### Work to complete
Using the material below, copy every line where "Vanesa" appears.

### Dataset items
** begin **

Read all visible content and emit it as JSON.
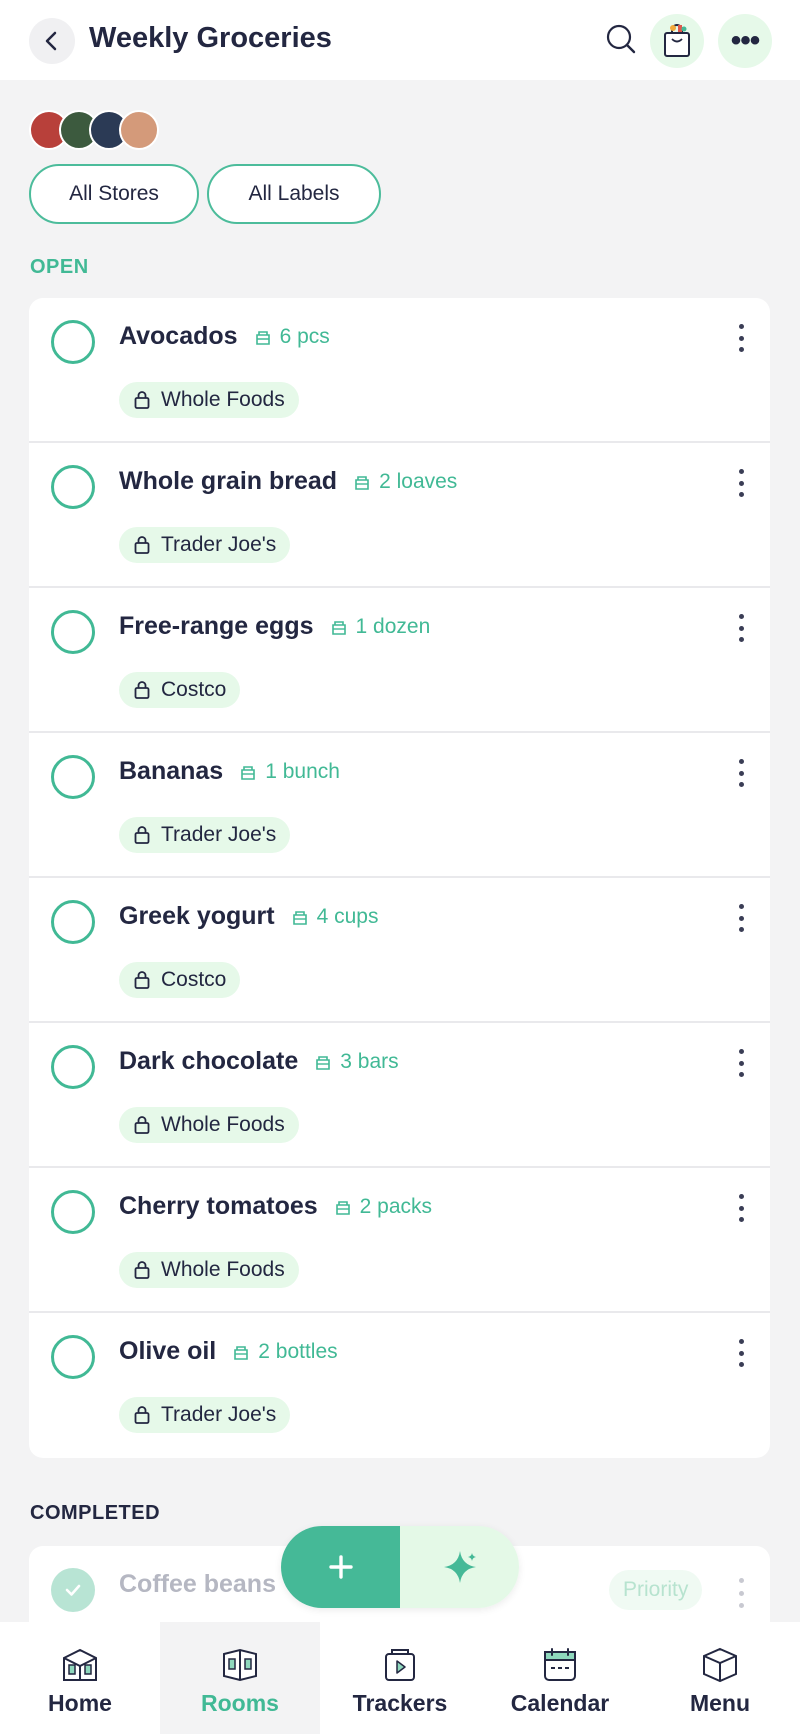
{
  "header": {
    "title": "Weekly Groceries",
    "back_icon": "chevron-left-icon",
    "search_icon": "search-icon",
    "bag_icon": "shopping-bag-icon",
    "more_icon": "more-horizontal-icon",
    "more_glyph": "•••"
  },
  "avatars": [
    {
      "name": "avatar-1",
      "color": "#b8403a"
    },
    {
      "name": "avatar-2",
      "color": "#3c5a3e"
    },
    {
      "name": "avatar-3",
      "color": "#2b3a55"
    },
    {
      "name": "avatar-4",
      "color": "#d49a7a"
    }
  ],
  "filters": {
    "stores": "All Stores",
    "labels": "All Labels"
  },
  "sections": {
    "open": "OPEN",
    "completed": "COMPLETED"
  },
  "items": [
    {
      "name": "Avocados",
      "qty": "6 pcs",
      "store": "Whole Foods"
    },
    {
      "name": "Whole grain bread",
      "qty": "2 loaves",
      "store": "Trader Joe's"
    },
    {
      "name": "Free-range eggs",
      "qty": "1 dozen",
      "store": "Costco"
    },
    {
      "name": "Bananas",
      "qty": "1 bunch",
      "store": "Trader Joe's"
    },
    {
      "name": "Greek yogurt",
      "qty": "4 cups",
      "store": "Costco"
    },
    {
      "name": "Dark chocolate",
      "qty": "3 bars",
      "store": "Whole Foods"
    },
    {
      "name": "Cherry tomatoes",
      "qty": "2 packs",
      "store": "Whole Foods"
    },
    {
      "name": "Olive oil",
      "qty": "2 bottles",
      "store": "Trader Joe's"
    }
  ],
  "completed": [
    {
      "name": "Coffee beans",
      "badge": "Priority"
    }
  ],
  "fab": {
    "add_icon": "plus-icon",
    "ai_icon": "sparkle-icon"
  },
  "nav": {
    "home": "Home",
    "rooms": "Rooms",
    "trackers": "Trackers",
    "calendar": "Calendar",
    "menu": "Menu",
    "active": "Rooms"
  },
  "colors": {
    "accent": "#41b995",
    "chip_bg": "#e6f9e9",
    "text": "#232741"
  }
}
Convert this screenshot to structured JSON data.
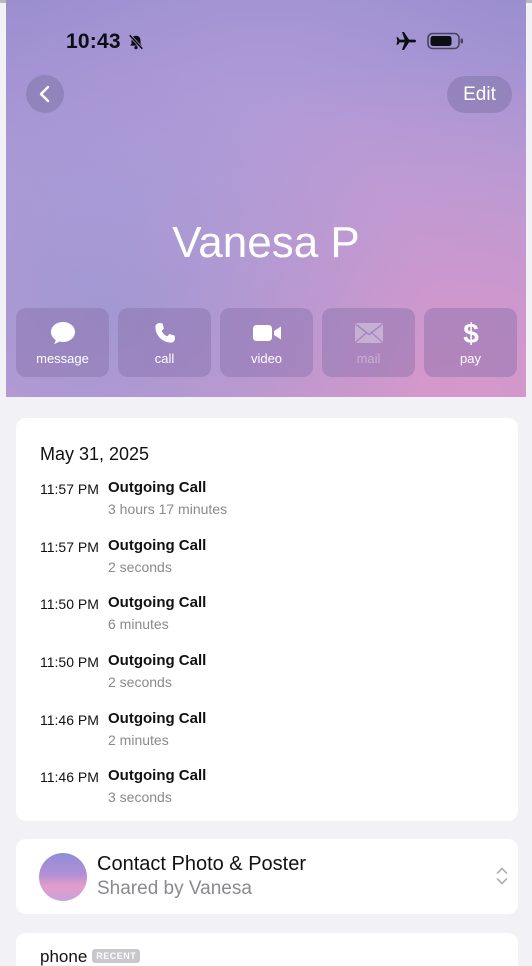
{
  "status_bar": {
    "time": "10:43"
  },
  "nav": {
    "edit_label": "Edit"
  },
  "contact": {
    "name": "Vanesa P"
  },
  "actions": [
    {
      "label": "message",
      "icon": "message-bubble-icon",
      "enabled": true
    },
    {
      "label": "call",
      "icon": "phone-icon",
      "enabled": true
    },
    {
      "label": "video",
      "icon": "video-camera-icon",
      "enabled": true
    },
    {
      "label": "mail",
      "icon": "mail-envelope-icon",
      "enabled": false
    },
    {
      "label": "pay",
      "icon": "dollar-icon",
      "enabled": true
    }
  ],
  "call_history": {
    "date": "May 31, 2025",
    "calls": [
      {
        "time": "11:57 PM",
        "type": "Outgoing Call",
        "duration": "3 hours 17 minutes"
      },
      {
        "time": "11:57 PM",
        "type": "Outgoing Call",
        "duration": "2 seconds"
      },
      {
        "time": "11:50 PM",
        "type": "Outgoing Call",
        "duration": "6 minutes"
      },
      {
        "time": "11:50 PM",
        "type": "Outgoing Call",
        "duration": "2 seconds"
      },
      {
        "time": "11:46 PM",
        "type": "Outgoing Call",
        "duration": "2 minutes"
      },
      {
        "time": "11:46 PM",
        "type": "Outgoing Call",
        "duration": "3 seconds"
      }
    ]
  },
  "contact_photo": {
    "title": "Contact Photo & Poster",
    "subtitle": "Shared by Vanesa"
  },
  "phone_section": {
    "label": "phone",
    "badge": "RECENT"
  },
  "colors": {
    "accent_header": "#b09ad6",
    "secondary_text": "#8a8a8e",
    "background": "#f2f1f6"
  }
}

** end **

### Task answer
    "name": "Vanesa P"
    "subtitle": "Shared by Vanesa"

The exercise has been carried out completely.